» EXERCISE REQUIREMENTS: Copy each line of the entries beneath that contains the word "Stoptime".

(Figure contents as structured data)
________________________________________

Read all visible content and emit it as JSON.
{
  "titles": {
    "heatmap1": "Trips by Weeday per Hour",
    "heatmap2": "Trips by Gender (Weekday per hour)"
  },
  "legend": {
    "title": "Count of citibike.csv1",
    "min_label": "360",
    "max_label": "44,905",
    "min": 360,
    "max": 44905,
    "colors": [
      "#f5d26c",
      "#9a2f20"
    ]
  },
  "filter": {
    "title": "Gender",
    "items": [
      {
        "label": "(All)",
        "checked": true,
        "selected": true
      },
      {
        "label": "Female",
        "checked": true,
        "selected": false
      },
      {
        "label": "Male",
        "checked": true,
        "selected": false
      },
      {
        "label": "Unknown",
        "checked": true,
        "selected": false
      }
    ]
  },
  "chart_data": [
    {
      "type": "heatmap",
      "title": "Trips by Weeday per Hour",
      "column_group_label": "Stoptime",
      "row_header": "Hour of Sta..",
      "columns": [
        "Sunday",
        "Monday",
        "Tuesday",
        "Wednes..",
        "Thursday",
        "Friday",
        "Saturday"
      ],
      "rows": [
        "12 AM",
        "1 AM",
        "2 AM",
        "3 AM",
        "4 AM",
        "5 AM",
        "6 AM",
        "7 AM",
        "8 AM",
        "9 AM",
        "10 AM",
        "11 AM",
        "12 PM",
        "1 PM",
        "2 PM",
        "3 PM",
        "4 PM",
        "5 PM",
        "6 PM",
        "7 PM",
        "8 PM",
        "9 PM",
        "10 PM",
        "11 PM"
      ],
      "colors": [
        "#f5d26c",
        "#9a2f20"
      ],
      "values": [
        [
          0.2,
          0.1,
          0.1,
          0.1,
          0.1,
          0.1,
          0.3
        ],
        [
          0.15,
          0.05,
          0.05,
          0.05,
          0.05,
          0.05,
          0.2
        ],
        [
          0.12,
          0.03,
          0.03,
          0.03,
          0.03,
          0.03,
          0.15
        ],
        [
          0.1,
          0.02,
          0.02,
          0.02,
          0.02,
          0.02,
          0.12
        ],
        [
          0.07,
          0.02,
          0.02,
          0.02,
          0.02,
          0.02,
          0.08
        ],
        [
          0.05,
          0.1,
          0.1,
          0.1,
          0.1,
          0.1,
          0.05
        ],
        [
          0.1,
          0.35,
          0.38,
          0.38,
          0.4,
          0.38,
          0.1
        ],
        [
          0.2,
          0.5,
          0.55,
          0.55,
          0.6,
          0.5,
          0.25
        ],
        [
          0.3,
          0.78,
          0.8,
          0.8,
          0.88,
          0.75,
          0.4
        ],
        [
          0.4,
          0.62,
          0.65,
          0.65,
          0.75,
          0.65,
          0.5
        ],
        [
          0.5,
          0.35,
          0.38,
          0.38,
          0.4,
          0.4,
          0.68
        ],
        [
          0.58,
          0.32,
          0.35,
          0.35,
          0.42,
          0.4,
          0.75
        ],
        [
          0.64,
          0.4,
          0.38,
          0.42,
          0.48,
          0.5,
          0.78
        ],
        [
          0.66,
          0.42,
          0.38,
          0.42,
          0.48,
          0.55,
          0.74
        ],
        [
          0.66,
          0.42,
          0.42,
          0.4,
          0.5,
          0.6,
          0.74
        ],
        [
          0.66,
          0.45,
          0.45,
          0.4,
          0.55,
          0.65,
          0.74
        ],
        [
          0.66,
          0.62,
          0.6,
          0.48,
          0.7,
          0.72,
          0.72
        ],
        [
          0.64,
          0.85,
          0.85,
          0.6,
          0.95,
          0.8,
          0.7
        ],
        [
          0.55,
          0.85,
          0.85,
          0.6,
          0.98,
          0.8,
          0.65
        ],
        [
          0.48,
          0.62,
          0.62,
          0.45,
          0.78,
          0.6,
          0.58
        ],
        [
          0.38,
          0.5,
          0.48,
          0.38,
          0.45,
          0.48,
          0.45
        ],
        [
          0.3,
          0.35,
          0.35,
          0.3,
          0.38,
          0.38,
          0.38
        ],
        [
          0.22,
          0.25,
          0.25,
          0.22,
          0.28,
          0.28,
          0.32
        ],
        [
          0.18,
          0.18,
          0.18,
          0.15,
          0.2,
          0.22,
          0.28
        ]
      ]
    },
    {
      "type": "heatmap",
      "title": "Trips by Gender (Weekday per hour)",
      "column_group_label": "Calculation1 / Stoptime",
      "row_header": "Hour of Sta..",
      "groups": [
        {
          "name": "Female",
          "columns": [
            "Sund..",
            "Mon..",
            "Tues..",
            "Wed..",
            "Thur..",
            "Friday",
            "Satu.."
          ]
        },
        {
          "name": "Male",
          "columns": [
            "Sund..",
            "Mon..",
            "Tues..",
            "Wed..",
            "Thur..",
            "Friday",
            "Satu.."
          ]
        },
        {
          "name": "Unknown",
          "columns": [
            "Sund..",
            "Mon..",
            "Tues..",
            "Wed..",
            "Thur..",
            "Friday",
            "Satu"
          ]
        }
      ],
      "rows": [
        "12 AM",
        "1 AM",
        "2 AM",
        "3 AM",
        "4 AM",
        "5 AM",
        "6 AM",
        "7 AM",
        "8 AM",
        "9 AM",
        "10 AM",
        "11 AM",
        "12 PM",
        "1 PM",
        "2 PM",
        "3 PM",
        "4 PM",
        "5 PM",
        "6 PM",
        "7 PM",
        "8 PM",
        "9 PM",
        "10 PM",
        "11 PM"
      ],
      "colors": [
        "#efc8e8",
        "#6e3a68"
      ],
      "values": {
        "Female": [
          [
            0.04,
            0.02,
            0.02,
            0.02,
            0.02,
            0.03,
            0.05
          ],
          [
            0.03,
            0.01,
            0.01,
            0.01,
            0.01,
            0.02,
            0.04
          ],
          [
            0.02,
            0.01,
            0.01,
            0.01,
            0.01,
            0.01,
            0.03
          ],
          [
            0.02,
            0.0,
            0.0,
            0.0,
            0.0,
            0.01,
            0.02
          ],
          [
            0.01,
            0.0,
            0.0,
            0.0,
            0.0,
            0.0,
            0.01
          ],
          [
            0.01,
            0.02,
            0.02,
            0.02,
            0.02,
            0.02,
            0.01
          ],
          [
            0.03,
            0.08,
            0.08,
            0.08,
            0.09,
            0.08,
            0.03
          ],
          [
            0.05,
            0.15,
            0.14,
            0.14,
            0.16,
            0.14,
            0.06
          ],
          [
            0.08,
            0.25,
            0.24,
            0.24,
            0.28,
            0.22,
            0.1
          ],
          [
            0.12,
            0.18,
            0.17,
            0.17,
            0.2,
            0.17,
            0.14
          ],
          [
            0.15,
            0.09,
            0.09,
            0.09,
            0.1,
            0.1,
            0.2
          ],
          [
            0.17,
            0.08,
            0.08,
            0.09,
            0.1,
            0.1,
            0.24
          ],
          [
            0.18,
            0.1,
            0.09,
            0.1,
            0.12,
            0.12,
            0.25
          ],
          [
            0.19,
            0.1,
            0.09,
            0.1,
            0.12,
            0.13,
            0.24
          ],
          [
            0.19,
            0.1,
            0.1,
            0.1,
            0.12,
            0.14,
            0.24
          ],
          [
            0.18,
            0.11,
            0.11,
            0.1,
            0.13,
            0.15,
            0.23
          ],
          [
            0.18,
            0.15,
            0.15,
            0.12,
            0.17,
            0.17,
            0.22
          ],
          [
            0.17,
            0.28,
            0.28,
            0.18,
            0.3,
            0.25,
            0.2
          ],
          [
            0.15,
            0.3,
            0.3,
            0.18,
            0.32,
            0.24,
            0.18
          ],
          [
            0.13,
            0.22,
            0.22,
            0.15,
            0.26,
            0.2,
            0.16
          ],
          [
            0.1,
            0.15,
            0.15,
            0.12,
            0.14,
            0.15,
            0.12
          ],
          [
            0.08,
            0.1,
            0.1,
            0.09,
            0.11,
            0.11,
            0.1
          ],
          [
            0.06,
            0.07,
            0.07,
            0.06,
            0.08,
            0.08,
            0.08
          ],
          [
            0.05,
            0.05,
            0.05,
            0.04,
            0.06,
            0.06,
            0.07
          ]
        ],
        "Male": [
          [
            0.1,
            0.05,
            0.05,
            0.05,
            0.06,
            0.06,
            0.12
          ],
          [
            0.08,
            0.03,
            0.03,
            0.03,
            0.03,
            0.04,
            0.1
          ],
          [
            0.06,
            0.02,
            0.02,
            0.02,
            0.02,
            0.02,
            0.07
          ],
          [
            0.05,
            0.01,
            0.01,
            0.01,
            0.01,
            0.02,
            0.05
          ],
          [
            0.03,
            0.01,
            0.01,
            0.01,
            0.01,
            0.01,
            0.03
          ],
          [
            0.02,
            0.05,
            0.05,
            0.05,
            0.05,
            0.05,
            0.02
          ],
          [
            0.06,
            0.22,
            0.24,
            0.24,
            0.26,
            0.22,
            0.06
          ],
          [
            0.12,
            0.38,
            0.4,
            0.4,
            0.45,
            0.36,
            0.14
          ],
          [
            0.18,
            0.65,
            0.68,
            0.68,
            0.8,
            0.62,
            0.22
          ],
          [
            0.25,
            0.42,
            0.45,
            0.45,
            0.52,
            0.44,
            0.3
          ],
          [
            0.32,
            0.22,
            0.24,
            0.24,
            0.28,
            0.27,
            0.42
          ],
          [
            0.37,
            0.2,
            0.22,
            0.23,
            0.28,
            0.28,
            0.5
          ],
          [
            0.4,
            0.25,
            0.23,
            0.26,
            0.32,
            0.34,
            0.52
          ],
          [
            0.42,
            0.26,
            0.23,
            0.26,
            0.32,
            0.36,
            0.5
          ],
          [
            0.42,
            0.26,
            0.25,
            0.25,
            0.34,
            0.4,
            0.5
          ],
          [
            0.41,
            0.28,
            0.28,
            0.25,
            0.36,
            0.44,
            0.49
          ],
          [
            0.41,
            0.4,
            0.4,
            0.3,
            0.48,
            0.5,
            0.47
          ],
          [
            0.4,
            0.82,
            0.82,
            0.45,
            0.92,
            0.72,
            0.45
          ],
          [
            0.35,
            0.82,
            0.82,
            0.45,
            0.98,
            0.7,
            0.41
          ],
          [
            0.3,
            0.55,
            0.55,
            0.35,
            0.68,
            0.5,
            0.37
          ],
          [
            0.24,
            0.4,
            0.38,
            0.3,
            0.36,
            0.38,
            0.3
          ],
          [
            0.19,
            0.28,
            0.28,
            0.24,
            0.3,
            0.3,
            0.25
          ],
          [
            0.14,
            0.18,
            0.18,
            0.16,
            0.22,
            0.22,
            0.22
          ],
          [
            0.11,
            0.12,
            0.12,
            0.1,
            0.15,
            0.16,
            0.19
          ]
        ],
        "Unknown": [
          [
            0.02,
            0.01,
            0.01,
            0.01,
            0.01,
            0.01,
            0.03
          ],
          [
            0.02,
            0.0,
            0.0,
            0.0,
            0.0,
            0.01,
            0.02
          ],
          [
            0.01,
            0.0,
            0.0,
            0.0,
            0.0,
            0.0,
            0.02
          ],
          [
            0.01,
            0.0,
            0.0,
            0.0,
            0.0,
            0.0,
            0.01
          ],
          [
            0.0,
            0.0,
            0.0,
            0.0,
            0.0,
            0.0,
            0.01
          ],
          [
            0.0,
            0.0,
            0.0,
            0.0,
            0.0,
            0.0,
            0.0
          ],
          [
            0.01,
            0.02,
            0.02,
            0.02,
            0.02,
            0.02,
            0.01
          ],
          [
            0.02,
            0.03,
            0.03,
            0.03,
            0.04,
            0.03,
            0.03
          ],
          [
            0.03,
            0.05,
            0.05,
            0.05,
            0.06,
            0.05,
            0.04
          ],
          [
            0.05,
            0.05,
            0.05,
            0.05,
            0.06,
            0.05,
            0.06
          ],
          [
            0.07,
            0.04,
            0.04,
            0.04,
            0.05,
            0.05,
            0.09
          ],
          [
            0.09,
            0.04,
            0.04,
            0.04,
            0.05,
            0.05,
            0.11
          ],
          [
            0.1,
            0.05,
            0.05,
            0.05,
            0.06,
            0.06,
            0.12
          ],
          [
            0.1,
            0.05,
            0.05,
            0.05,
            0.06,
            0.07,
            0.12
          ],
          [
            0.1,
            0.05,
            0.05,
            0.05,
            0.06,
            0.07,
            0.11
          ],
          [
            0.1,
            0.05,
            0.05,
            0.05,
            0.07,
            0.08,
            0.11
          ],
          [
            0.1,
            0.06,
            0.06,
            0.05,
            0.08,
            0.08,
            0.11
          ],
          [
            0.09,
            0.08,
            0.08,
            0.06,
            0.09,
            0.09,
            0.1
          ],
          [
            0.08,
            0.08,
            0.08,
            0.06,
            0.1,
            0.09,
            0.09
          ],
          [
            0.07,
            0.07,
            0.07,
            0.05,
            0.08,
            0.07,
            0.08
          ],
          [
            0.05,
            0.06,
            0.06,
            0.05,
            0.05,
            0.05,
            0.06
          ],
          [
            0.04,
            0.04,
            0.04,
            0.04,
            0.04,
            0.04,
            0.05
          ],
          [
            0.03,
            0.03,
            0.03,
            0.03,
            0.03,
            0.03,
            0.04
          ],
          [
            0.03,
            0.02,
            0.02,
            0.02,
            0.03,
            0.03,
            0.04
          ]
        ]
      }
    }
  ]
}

________________________________________

» COMPLETED EXERCISE:
      "column_group_label": "Stoptime",
      "column_group_label": "Calculation1 / Stoptime",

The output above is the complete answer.